Data excerpts

______

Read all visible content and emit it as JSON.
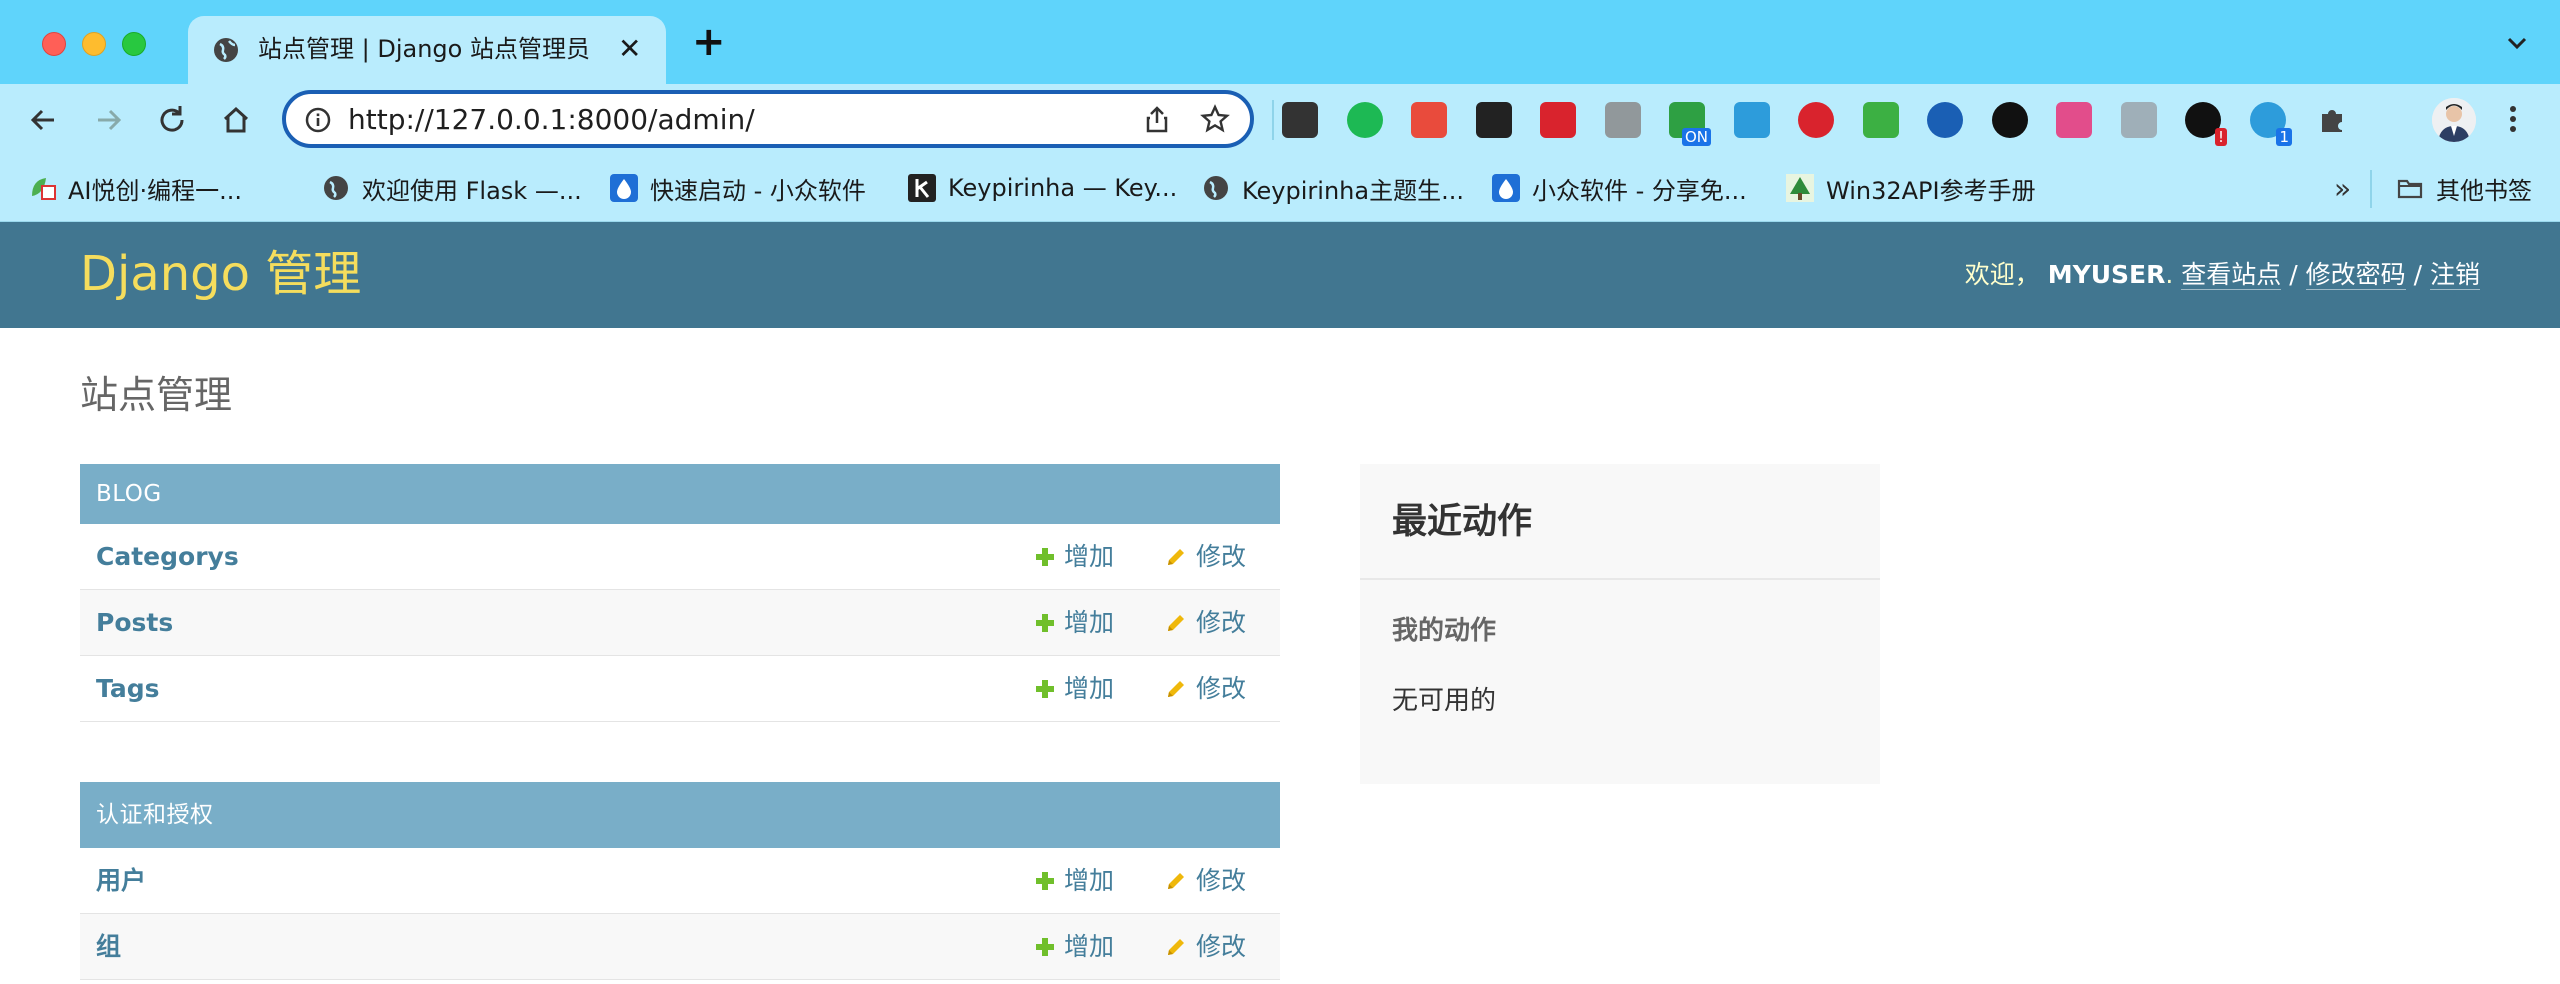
{
  "browser": {
    "tab_title": "站点管理 | Django 站点管理员",
    "tab_close": "✕",
    "new_tab": "+",
    "url": "http://127.0.0.1:8000/admin/",
    "extensions": [
      {
        "name": "x-icon",
        "color": "#333333"
      },
      {
        "name": "nuxt-icon",
        "color": "#1db954"
      },
      {
        "name": "grid-icon",
        "color": "#e94b3c"
      },
      {
        "name": "tampermonkey-icon",
        "color": "#222222"
      },
      {
        "name": "fe-icon",
        "color": "#d9232d"
      },
      {
        "name": "camera-icon",
        "color": "#8a8a8a"
      },
      {
        "name": "info-on-icon",
        "color": "#2ea043"
      },
      {
        "name": "cat-icon",
        "color": "#2d9cdb"
      },
      {
        "name": "adblock-icon",
        "color": "#d9232d"
      },
      {
        "name": "shield-check-icon",
        "color": "#3cb043"
      },
      {
        "name": "triangle-icon",
        "color": "#1a5fb4"
      },
      {
        "name": "github-icon",
        "color": "#111111"
      },
      {
        "name": "pinwheel-icon",
        "color": "#e24d8b"
      },
      {
        "name": "gitzip-icon",
        "color": "#9aa5ab"
      },
      {
        "name": "bird-icon",
        "color": "#111111"
      },
      {
        "name": "translate-icon",
        "color": "#2d9cdb"
      },
      {
        "name": "puzzle-icon",
        "color": "#444444"
      }
    ],
    "extension_badges": {
      "info_on": "ON",
      "bird": "!",
      "translate": "1"
    },
    "bookmarks": [
      {
        "label": "AI悦创·编程一...",
        "icon": "leaf-calendar-icon"
      },
      {
        "label": "欢迎使用 Flask —...",
        "icon": "globe-icon"
      },
      {
        "label": "快速启动 - 小众软件",
        "icon": "drop-icon"
      },
      {
        "label": "Keypirinha — Key...",
        "icon": "k-icon"
      },
      {
        "label": "Keypirinha主题生...",
        "icon": "globe-icon"
      },
      {
        "label": "小众软件 - 分享免...",
        "icon": "drop-icon"
      },
      {
        "label": "Win32API参考手册",
        "icon": "tree-icon"
      }
    ],
    "bookmarks_more": "»",
    "other_bookmarks": "其他书签"
  },
  "header": {
    "brand": "Django 管理",
    "welcome": "欢迎，",
    "username": "MYUSER",
    "period": ".",
    "view_site": "查看站点",
    "sep": "/",
    "change_password": "修改密码",
    "logout": "注销"
  },
  "content": {
    "title": "站点管理",
    "add_label": "增加",
    "change_label": "修改",
    "apps": [
      {
        "name": "BLOG",
        "models": [
          "Categorys",
          "Posts",
          "Tags"
        ]
      },
      {
        "name": "认证和授权",
        "models": [
          "用户",
          "组"
        ]
      }
    ]
  },
  "recent_actions": {
    "title": "最近动作",
    "my_actions": "我的动作",
    "none": "无可用的"
  },
  "colors": {
    "header_bg": "#417690",
    "brand": "#f5dd5d",
    "caption_bg": "#79aec8",
    "link": "#447e9b",
    "add_green": "#70bf2b",
    "change_yellow": "#efb80b"
  }
}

______

* Work to complete:
All preceding records should be duplicated verbatim, images excepted.

* Complete output:
Read all visible content and emit it as JSON.
{
  "browser": {
    "tab_title": "站点管理 | Django 站点管理员",
    "tab_close": "✕",
    "new_tab": "+",
    "url": "http://127.0.0.1:8000/admin/",
    "extensions": [
      {
        "name": "x-icon",
        "color": "#333333"
      },
      {
        "name": "nuxt-icon",
        "color": "#1db954"
      },
      {
        "name": "grid-icon",
        "color": "#e94b3c"
      },
      {
        "name": "tampermonkey-icon",
        "color": "#222222"
      },
      {
        "name": "fe-icon",
        "color": "#d9232d"
      },
      {
        "name": "camera-icon",
        "color": "#8a8a8a"
      },
      {
        "name": "info-on-icon",
        "color": "#2ea043"
      },
      {
        "name": "cat-icon",
        "color": "#2d9cdb"
      },
      {
        "name": "adblock-icon",
        "color": "#d9232d"
      },
      {
        "name": "shield-check-icon",
        "color": "#3cb043"
      },
      {
        "name": "triangle-icon",
        "color": "#1a5fb4"
      },
      {
        "name": "github-icon",
        "color": "#111111"
      },
      {
        "name": "pinwheel-icon",
        "color": "#e24d8b"
      },
      {
        "name": "gitzip-icon",
        "color": "#9aa5ab"
      },
      {
        "name": "bird-icon",
        "color": "#111111"
      },
      {
        "name": "translate-icon",
        "color": "#2d9cdb"
      },
      {
        "name": "puzzle-icon",
        "color": "#444444"
      }
    ],
    "extension_badges": {
      "info_on": "ON",
      "bird": "!",
      "translate": "1"
    },
    "bookmarks": [
      {
        "label": "AI悦创·编程一...",
        "icon": "leaf-calendar-icon"
      },
      {
        "label": "欢迎使用 Flask —...",
        "icon": "globe-icon"
      },
      {
        "label": "快速启动 - 小众软件",
        "icon": "drop-icon"
      },
      {
        "label": "Keypirinha — Key...",
        "icon": "k-icon"
      },
      {
        "label": "Keypirinha主题生...",
        "icon": "globe-icon"
      },
      {
        "label": "小众软件 - 分享免...",
        "icon": "drop-icon"
      },
      {
        "label": "Win32API参考手册",
        "icon": "tree-icon"
      }
    ],
    "bookmarks_more": "»",
    "other_bookmarks": "其他书签"
  },
  "header": {
    "brand": "Django 管理",
    "welcome": "欢迎，",
    "username": "MYUSER",
    "period": ".",
    "view_site": "查看站点",
    "sep": "/",
    "change_password": "修改密码",
    "logout": "注销"
  },
  "content": {
    "title": "站点管理",
    "add_label": "增加",
    "change_label": "修改",
    "apps": [
      {
        "name": "BLOG",
        "models": [
          "Categorys",
          "Posts",
          "Tags"
        ]
      },
      {
        "name": "认证和授权",
        "models": [
          "用户",
          "组"
        ]
      }
    ]
  },
  "recent_actions": {
    "title": "最近动作",
    "my_actions": "我的动作",
    "none": "无可用的"
  },
  "colors": {
    "header_bg": "#417690",
    "brand": "#f5dd5d",
    "caption_bg": "#79aec8",
    "link": "#447e9b",
    "add_green": "#70bf2b",
    "change_yellow": "#efb80b"
  }
}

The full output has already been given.